───── Records to process ─────
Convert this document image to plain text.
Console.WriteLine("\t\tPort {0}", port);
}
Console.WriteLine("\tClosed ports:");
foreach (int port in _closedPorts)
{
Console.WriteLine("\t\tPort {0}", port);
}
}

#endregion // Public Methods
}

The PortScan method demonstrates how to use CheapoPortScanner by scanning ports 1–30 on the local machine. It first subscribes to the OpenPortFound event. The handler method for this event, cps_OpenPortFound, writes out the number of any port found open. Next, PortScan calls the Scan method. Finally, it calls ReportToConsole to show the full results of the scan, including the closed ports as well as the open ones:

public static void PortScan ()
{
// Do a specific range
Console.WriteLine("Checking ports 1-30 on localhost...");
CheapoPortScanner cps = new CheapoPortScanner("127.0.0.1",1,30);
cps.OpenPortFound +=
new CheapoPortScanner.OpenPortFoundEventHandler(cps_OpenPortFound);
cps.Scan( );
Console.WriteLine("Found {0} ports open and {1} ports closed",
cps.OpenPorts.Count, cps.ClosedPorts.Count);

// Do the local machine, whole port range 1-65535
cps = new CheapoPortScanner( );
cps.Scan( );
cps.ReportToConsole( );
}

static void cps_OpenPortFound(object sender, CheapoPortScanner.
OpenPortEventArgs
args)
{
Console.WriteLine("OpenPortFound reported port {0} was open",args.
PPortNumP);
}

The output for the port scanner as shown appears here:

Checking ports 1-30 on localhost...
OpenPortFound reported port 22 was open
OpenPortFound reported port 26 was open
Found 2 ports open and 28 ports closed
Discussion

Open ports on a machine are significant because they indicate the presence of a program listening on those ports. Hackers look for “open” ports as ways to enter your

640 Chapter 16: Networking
─────
■ Task brief:
Repeat all the entries word for word.

■ Completed exercise:
Convert this document image to plain text.
Console.WriteLine("\t\tPort {0}", port);
}
Console.WriteLine("\tClosed ports:");
foreach (int port in _closedPorts)
{
Console.WriteLine("\t\tPort {0}", port);
}
}

#endregion // Public Methods
}

The PortScan method demonstrates how to use CheapoPortScanner by scanning ports 1–30 on the local machine. It first subscribes to the OpenPortFound event. The handler method for this event, cps_OpenPortFound, writes out the number of any port found open. Next, PortScan calls the Scan method. Finally, it calls ReportToConsole to show the full results of the scan, including the closed ports as well as the open ones:

public static void PortScan ()
{
// Do a specific range
Console.WriteLine("Checking ports 1-30 on localhost...");
CheapoPortScanner cps = new CheapoPortScanner("127.0.0.1",1,30);
cps.OpenPortFound +=
new CheapoPortScanner.OpenPortFoundEventHandler(cps_OpenPortFound);
cps.Scan( );
Console.WriteLine("Found {0} ports open and {1} ports closed",
cps.OpenPorts.Count, cps.ClosedPorts.Count);

// Do the local machine, whole port range 1-65535
cps = new CheapoPortScanner( );
cps.Scan( );
cps.ReportToConsole( );
}

static void cps_OpenPortFound(object sender, CheapoPortScanner.
OpenPortEventArgs
args)
{
Console.WriteLine("OpenPortFound reported port {0} was open",args.
PPortNumP);
}

The output for the port scanner as shown appears here:

Checking ports 1-30 on localhost...
OpenPortFound reported port 22 was open
OpenPortFound reported port 26 was open
Found 2 ports open and 28 ports closed
Discussion

Open ports on a machine are significant because they indicate the presence of a program listening on those ports. Hackers look for “open” ports as ways to enter your

640 Chapter 16: Networking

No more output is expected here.